• _Set task_: Search the data for the word "Emissivity". Reproduce every line where it is found.

• _Record extracts_:
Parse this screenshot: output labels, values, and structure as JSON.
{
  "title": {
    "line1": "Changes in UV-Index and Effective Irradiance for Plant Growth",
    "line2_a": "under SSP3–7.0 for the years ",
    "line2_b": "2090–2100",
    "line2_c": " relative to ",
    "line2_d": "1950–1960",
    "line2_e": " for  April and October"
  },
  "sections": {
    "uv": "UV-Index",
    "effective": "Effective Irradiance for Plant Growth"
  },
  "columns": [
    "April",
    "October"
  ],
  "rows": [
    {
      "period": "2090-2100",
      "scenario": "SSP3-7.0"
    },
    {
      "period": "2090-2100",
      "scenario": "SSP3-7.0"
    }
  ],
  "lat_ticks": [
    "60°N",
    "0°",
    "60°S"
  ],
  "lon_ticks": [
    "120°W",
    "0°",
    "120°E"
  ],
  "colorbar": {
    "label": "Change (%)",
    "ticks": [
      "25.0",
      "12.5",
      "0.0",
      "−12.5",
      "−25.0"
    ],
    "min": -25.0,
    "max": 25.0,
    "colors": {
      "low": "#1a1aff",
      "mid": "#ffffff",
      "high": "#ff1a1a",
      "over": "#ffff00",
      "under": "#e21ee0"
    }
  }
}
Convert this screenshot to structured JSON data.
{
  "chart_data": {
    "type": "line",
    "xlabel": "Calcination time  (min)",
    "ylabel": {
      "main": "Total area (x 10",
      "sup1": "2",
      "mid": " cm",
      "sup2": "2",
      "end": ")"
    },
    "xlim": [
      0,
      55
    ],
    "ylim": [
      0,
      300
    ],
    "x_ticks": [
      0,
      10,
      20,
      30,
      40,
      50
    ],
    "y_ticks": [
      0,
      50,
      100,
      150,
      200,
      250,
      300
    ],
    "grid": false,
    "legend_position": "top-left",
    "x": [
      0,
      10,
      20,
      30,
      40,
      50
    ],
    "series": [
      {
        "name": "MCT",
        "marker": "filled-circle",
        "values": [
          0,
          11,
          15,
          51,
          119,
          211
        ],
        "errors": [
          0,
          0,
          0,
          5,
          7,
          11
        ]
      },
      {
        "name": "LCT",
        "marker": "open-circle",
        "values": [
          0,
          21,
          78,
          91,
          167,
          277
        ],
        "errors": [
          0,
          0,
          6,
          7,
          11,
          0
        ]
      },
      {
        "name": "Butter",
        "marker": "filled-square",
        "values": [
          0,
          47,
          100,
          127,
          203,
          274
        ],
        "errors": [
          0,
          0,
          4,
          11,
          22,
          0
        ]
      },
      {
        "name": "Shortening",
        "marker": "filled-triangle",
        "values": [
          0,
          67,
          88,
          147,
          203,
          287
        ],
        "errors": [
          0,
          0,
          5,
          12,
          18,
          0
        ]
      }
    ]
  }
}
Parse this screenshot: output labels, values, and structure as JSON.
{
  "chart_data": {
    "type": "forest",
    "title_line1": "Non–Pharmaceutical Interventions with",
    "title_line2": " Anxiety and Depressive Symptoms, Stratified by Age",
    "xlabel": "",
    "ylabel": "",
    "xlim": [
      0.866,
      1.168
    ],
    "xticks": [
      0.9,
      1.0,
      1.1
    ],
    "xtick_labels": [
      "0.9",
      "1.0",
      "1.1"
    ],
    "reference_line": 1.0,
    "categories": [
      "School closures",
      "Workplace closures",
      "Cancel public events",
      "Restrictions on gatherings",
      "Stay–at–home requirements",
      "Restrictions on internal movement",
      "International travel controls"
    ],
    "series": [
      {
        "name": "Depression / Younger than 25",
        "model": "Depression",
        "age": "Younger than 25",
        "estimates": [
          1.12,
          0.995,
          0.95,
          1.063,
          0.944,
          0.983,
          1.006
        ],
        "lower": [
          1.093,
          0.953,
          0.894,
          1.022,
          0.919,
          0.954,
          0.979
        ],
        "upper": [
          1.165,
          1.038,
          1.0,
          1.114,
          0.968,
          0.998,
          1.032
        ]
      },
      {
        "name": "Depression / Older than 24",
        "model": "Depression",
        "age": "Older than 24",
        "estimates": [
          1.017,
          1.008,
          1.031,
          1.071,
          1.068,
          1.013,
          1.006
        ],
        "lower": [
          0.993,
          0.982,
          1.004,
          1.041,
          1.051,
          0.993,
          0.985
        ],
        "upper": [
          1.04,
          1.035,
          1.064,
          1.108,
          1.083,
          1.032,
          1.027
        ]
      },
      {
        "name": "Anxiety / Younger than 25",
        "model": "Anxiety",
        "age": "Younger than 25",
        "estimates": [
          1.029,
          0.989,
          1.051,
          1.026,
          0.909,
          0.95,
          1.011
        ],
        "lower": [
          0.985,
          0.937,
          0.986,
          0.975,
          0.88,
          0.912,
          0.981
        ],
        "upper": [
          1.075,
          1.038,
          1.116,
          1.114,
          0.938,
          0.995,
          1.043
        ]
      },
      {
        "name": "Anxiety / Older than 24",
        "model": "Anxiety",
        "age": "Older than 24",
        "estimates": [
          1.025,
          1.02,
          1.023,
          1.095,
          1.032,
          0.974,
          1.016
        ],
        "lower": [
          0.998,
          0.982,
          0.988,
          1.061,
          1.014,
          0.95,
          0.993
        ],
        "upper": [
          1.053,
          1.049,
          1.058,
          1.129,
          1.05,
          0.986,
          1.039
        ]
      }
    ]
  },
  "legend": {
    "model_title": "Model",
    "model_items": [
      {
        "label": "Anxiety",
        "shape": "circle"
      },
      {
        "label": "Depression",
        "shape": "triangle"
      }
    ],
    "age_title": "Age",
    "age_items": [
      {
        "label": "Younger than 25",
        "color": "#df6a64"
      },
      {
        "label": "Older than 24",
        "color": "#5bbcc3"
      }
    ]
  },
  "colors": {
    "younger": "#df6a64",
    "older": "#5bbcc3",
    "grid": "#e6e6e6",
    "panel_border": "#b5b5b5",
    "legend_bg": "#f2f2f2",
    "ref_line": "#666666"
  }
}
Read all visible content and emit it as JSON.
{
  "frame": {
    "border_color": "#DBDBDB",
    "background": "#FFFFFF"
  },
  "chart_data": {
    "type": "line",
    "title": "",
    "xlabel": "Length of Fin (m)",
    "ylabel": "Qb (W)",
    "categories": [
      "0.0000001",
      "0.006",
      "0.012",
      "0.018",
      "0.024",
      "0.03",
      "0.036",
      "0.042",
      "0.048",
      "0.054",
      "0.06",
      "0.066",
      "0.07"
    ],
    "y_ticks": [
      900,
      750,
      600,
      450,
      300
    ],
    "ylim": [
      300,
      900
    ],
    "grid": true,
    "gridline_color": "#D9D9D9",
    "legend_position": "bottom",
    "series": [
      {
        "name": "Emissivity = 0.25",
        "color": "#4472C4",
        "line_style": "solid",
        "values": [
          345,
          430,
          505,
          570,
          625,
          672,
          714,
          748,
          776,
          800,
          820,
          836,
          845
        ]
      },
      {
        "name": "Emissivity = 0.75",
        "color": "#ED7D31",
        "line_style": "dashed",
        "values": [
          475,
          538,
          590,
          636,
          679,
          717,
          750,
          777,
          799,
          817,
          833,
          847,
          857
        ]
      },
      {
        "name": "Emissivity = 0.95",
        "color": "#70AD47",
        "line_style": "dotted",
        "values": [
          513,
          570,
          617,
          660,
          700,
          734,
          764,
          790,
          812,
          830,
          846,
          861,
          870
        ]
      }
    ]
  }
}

• _Answer for the task_:
        "name": "Emissivity = 0.25",
        "name": "Emissivity = 0.75",
        "name": "Emissivity = 0.95",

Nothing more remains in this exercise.